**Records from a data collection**
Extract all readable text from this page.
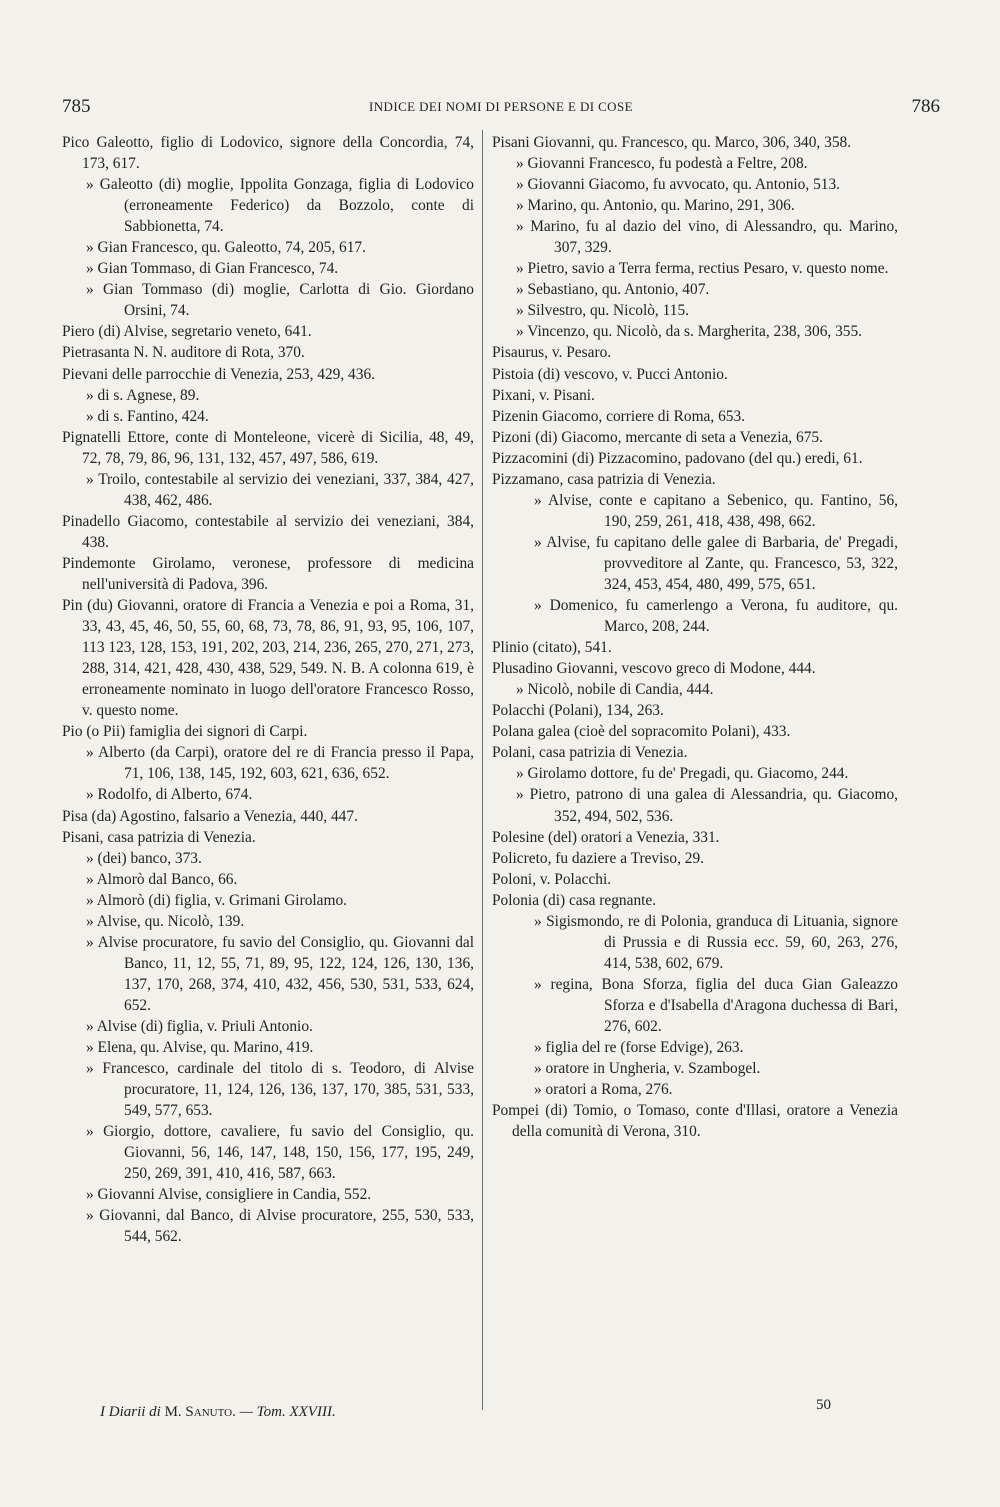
785	INDICE DEI NOMI DI PERSONE E DI COSE	786

Pico Galeotto, figlio di Lodovico, signore della Concordia, 74, 173, 617.

» Galeotto (di) moglie, Ippolita Gonzaga, figlia di Lodovico (erroneamente Federico) da Bozzolo, conte di Sabbionetta, 74.

» Gian Francesco, qu. Galeotto, 74, 205, 617.

» Gian Tommaso, di Gian Francesco, 74.

» Gian Tommaso (di) moglie, Carlotta di Gio. Giordano Orsini, 74.

Piero (di) Alvise, segretario veneto, 641.

Pietrasanta N. N. auditore di Rota, 370.

Pievani delle parrocchie di Venezia, 253, 429, 436.

» di s. Agnese, 89.

» di s. Fantino, 424.

Pignatelli Ettore, conte di Monteleone, vicerè di Sicilia, 48, 49, 72, 78, 79, 86, 96, 131, 132, 457, 497, 586, 619.

» Troilo, contestabile al servizio dei veneziani, 337, 384, 427, 438, 462, 486.

Pinadello Giacomo, contestabile al servizio dei veneziani, 384, 438.

Pindemonte Girolamo, veronese, professore di medicina nell'università di Padova, 396.

Pin (du) Giovanni, oratore di Francia a Venezia e poi a Roma, 31, 33, 43, 45, 46, 50, 55, 60, 68, 73, 78, 86, 91, 93, 95, 106, 107, 113 123, 128, 153, 191, 202, 203, 214, 236, 265, 270, 271, 273, 288, 314, 421, 428, 430, 438, 529, 549. N. B. A colonna 619, è erroneamente nominato in luogo dell'oratore Francesco Rosso, v. questo nome.

Pio (o Pii) famiglia dei signori di Carpi.

» Alberto (da Carpi), oratore del re di Francia presso il Papa, 71, 106, 138, 145, 192, 603, 621, 636, 652.

» Rodolfo, di Alberto, 674.

Pisa (da) Agostino, falsario a Venezia, 440, 447.

Pisani, casa patrizia di Venezia.

» (dei) banco, 373.

» Almorò dal Banco, 66.

» Almorò (di) figlia, v. Grimani Girolamo.

» Alvise, qu. Nicolò, 139.

» Alvise procuratore, fu savio del Consiglio, qu. Giovanni dal Banco, 11, 12, 55, 71, 89, 95, 122, 124, 126, 130, 136, 137, 170, 268, 374, 410, 432, 456, 530, 531, 533, 624, 652.

» Alvise (di) figlia, v. Priuli Antonio.

» Elena, qu. Alvise, qu. Marino, 419.

» Francesco, cardinale del titolo di s. Teodoro, di Alvise procuratore, 11, 124, 126, 136, 137, 170, 385, 531, 533, 549, 577, 653.

» Giorgio, dottore, cavaliere, fu savio del Consiglio, qu. Giovanni, 56, 146, 147, 148, 150, 156, 177, 195, 249, 250, 269, 391, 410, 416, 587, 663.

» Giovanni Alvise, consigliere in Candia, 552.

» Giovanni, dal Banco, di Alvise procuratore, 255, 530, 533, 544, 562.

Pisani Giovanni, qu. Francesco, qu. Marco, 306, 340, 358.

» Giovanni Francesco, fu podestà a Feltre, 208.

» Giovanni Giacomo, fu avvocato, qu. Antonio, 513.

» Marino, qu. Antonio, qu. Marino, 291, 306.

» Marino, fu al dazio del vino, di Alessandro, qu. Marino, 307, 329.

» Pietro, savio a Terra ferma, rectius Pesaro, v. questo nome.

» Sebastiano, qu. Antonio, 407.

» Silvestro, qu. Nicolò, 115.

» Vincenzo, qu. Nicolò, da s. Margherita, 238, 306, 355.

Pisaurus, v. Pesaro.

Pistoia (di) vescovo, v. Pucci Antonio.

Pixani, v. Pisani.

Pizenin Giacomo, corriere di Roma, 653.

Pizoni (di) Giacomo, mercante di seta a Venezia, 675.

Pizzacomini (di) Pizzacomino, padovano (del qu.) eredi, 61.

Pizzamano, casa patrizia di Venezia.

» Alvise, conte e capitano a Sebenico, qu. Fantino, 56, 190, 259, 261, 418, 438, 498, 662.

» Alvise, fu capitano delle galee di Barbaria, de' Pregadi, provveditore al Zante, qu. Francesco, 53, 322, 324, 453, 454, 480, 499, 575, 651.

» Domenico, fu camerlengo a Verona, fu auditore, qu. Marco, 208, 244.

Plinio (citato), 541.

Plusadino Giovanni, vescovo greco di Modone, 444.

» Nicolò, nobile di Candia, 444.

Polacchi (Polani), 134, 263.

Polana galea (cioè del sopracomito Polani), 433.

Polani, casa patrizia di Venezia.

» Girolamo dottore, fu de' Pregadi, qu. Giacomo, 244.

» Pietro, patrono di una galea di Alessandria, qu. Giacomo, 352, 494, 502, 536.

Polesine (del) oratori a Venezia, 331.

Policreto, fu daziere a Treviso, 29.

Poloni, v. Polacchi.

Polonia (di) casa regnante.

» Sigismondo, re di Polonia, granduca di Lituania, signore di Prussia e di Russia ecc. 59, 60, 263, 276, 414, 538, 602, 679.

» regina, Bona Sforza, figlia del duca Gian Galeazzo Sforza e d'Isabella d'Aragona duchessa di Bari, 276, 602.

» figlia del re (forse Edvige), 263.

» oratore in Ungheria, v. Szambogel.

» oratori a Roma, 276.

Pompei (di) Tomio, o Tomaso, conte d'Illasi, oratore a Venezia della comunità di Verona, 310.

I Diarii di M. Sanuto. — Tom. XXVIII.	50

**Stated problem**
Go through the listing above and locate each line that holds the word "oratori". Copy those lines.

**Exercise solution**
Polesine (del) oratori a Venezia, 331.
» oratori a Roma, 276.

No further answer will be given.